>> START
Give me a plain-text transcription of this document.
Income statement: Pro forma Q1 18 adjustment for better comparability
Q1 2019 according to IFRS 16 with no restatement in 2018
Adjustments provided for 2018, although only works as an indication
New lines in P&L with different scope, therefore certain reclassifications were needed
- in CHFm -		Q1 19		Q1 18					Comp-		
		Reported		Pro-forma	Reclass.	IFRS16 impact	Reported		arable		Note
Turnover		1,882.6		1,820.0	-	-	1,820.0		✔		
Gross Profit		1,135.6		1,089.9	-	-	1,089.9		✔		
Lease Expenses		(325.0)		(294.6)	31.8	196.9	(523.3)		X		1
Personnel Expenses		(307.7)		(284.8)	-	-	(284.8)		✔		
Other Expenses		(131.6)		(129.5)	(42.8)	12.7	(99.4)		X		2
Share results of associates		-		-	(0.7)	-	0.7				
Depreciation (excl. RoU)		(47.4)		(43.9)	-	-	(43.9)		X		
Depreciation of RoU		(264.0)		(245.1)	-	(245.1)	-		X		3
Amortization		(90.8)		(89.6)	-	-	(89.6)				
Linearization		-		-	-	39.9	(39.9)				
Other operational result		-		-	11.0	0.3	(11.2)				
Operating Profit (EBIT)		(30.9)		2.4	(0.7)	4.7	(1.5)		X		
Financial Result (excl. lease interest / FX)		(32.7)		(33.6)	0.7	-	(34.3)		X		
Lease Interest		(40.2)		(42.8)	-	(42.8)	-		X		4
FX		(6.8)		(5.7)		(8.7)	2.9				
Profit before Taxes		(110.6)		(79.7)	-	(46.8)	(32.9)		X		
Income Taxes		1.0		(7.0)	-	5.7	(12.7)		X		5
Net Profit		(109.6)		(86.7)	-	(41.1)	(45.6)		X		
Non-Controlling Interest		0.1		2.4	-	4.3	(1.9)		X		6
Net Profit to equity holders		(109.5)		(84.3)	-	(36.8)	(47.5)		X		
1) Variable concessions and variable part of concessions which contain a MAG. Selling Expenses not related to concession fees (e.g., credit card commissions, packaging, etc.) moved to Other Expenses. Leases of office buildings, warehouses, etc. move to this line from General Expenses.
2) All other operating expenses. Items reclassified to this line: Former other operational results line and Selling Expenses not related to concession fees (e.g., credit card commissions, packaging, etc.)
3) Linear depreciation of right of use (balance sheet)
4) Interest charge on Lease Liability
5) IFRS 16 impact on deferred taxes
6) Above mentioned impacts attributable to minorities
>> END
## Exercise goal
List all lines above in which the string "forma" appears.

## Answer to the exercise
Income statement: Pro forma Q1 18 adjustment for better comparability
		Reported		Pro-forma	Reclass.	IFRS16 impact	Reported		arable		Note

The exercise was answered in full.